Which lines hold the word "this"? Copy each of them.

_Extracted records_
******

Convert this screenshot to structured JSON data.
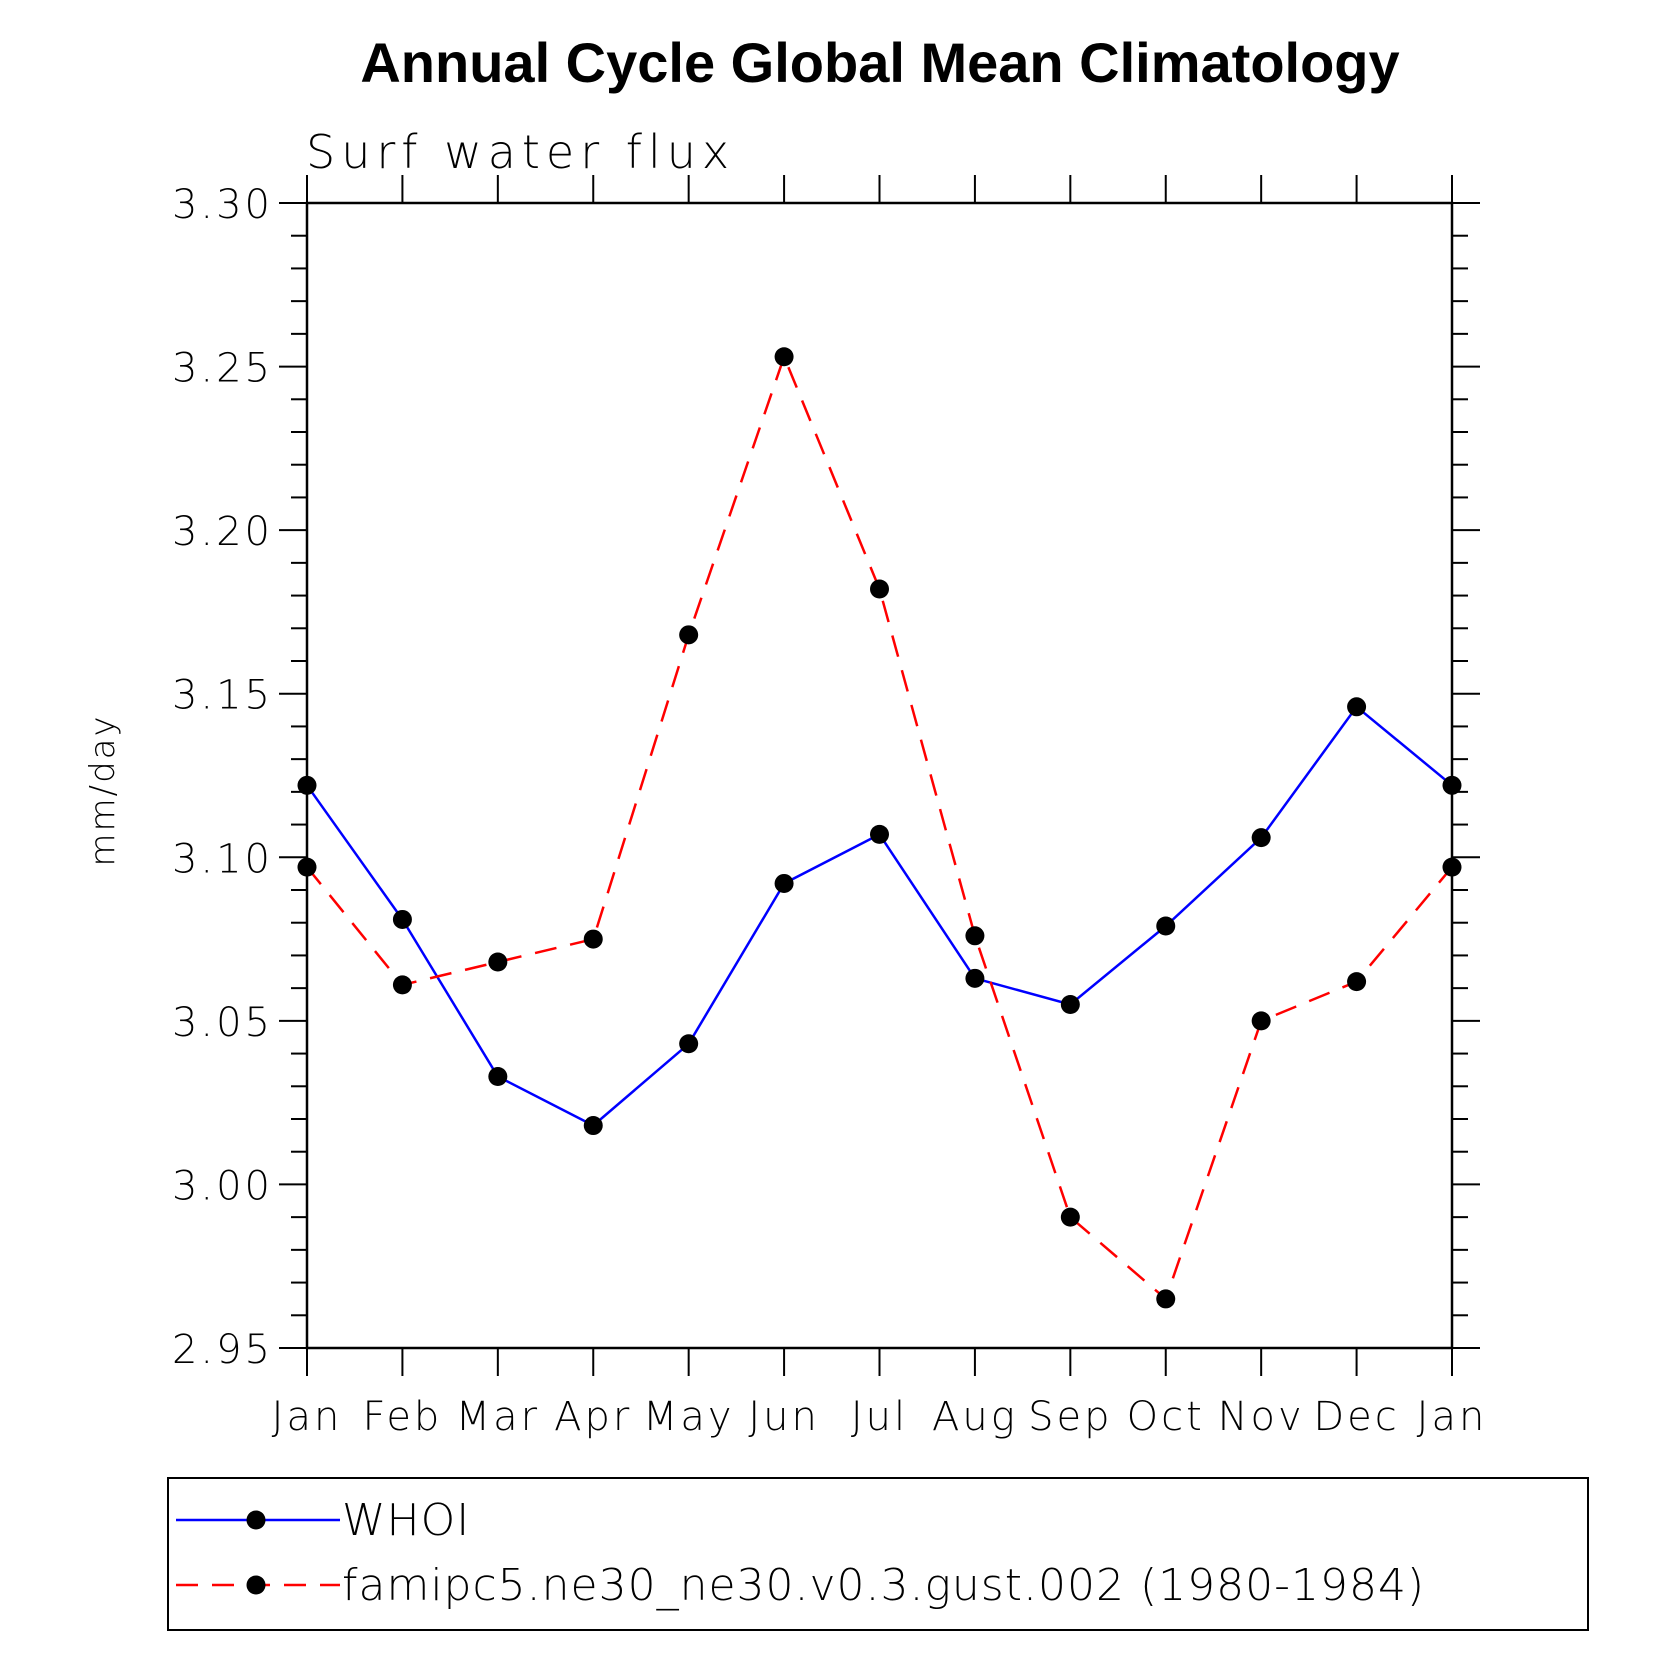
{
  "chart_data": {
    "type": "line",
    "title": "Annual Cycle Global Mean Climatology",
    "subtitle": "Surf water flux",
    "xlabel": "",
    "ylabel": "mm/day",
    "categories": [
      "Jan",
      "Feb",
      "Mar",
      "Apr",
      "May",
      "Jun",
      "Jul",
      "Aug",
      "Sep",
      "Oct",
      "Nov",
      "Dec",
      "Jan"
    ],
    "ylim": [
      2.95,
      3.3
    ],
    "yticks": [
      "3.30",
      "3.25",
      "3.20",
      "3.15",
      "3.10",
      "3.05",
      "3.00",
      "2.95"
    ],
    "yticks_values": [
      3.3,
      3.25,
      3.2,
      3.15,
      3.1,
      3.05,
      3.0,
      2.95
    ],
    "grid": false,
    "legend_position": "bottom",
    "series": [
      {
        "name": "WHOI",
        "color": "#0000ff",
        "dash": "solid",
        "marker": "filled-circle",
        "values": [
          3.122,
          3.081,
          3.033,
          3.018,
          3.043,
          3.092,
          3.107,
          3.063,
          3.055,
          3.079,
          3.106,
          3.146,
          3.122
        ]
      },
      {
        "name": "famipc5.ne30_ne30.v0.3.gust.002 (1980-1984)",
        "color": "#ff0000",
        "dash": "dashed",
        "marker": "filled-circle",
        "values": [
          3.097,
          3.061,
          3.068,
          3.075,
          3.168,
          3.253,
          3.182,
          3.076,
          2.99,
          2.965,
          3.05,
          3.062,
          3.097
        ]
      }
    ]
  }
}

******

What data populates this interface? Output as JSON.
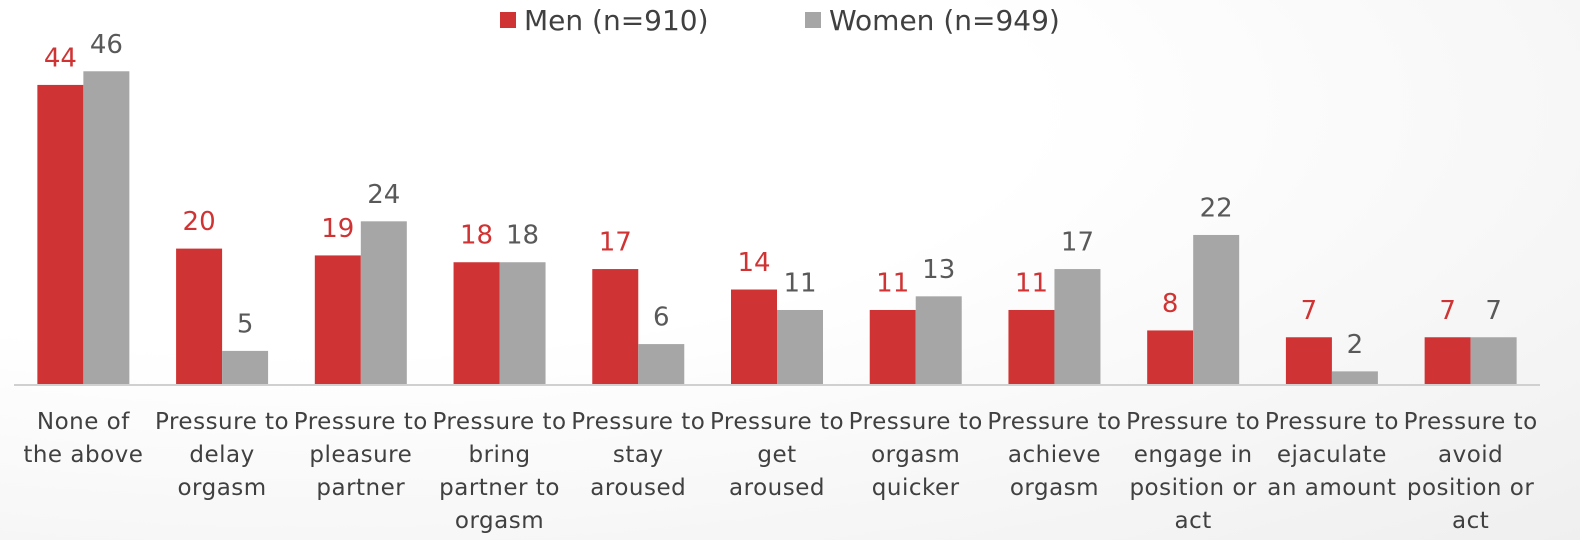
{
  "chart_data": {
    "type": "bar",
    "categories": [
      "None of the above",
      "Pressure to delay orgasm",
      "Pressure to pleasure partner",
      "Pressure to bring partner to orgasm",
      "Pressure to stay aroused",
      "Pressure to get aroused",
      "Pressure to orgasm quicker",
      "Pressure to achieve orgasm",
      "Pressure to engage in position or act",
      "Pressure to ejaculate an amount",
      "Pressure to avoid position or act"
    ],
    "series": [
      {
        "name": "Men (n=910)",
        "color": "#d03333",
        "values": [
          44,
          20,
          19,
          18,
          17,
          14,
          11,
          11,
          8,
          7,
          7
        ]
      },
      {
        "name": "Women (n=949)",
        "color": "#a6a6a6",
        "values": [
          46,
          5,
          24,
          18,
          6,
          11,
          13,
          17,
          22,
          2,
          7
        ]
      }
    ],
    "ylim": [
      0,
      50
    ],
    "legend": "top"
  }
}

******

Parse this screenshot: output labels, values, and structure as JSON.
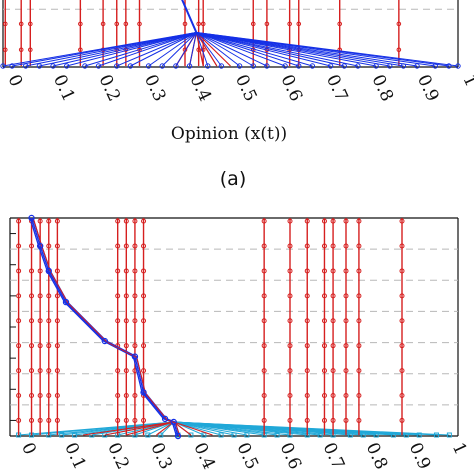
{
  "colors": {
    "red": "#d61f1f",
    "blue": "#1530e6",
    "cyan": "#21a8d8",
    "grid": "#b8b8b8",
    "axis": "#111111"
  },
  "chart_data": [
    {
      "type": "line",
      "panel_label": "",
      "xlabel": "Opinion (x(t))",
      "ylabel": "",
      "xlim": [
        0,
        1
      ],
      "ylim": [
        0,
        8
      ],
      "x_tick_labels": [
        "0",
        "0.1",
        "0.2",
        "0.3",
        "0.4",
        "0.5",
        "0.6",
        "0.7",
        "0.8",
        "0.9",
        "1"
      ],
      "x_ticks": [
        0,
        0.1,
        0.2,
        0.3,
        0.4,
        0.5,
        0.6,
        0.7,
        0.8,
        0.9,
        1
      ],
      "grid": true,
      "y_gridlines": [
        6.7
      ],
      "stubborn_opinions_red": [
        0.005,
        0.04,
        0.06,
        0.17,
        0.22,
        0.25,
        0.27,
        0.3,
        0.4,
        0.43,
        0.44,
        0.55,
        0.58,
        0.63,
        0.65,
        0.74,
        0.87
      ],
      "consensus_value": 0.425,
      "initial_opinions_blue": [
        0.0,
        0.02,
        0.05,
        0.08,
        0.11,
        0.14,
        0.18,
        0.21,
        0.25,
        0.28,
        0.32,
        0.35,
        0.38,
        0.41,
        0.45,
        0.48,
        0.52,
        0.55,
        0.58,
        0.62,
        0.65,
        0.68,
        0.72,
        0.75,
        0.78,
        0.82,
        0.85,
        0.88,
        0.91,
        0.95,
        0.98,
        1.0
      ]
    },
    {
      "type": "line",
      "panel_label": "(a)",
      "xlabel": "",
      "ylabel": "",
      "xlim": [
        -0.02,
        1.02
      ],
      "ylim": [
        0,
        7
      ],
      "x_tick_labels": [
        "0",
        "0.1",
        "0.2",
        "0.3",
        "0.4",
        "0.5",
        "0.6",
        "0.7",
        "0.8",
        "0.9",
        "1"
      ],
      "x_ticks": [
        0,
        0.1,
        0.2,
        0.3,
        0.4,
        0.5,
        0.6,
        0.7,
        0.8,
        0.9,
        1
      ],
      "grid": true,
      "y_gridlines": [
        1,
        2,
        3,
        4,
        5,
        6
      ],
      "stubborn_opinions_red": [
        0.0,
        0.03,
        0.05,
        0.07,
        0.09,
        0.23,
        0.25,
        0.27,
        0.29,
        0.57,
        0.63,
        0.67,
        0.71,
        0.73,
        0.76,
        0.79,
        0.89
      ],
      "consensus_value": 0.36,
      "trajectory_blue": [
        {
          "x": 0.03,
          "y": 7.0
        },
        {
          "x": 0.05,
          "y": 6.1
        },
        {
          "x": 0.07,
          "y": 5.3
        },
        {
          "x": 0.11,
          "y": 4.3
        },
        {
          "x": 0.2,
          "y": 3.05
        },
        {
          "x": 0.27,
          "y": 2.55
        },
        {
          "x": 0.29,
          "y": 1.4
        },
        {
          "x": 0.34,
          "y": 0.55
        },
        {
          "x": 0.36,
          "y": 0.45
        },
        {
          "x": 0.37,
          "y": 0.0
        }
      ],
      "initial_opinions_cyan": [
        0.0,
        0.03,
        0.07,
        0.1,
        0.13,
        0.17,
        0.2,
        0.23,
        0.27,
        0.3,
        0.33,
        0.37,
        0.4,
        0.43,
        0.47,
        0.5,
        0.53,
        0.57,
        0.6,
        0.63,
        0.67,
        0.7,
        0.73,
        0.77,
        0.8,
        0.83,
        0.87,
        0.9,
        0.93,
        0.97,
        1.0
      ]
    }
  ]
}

******

_Solved problem_
Convert this screenshot to structured JSON data.
What data populates this interface? Output as JSON.
Parse this screenshot: output labels, values, and structure as JSON.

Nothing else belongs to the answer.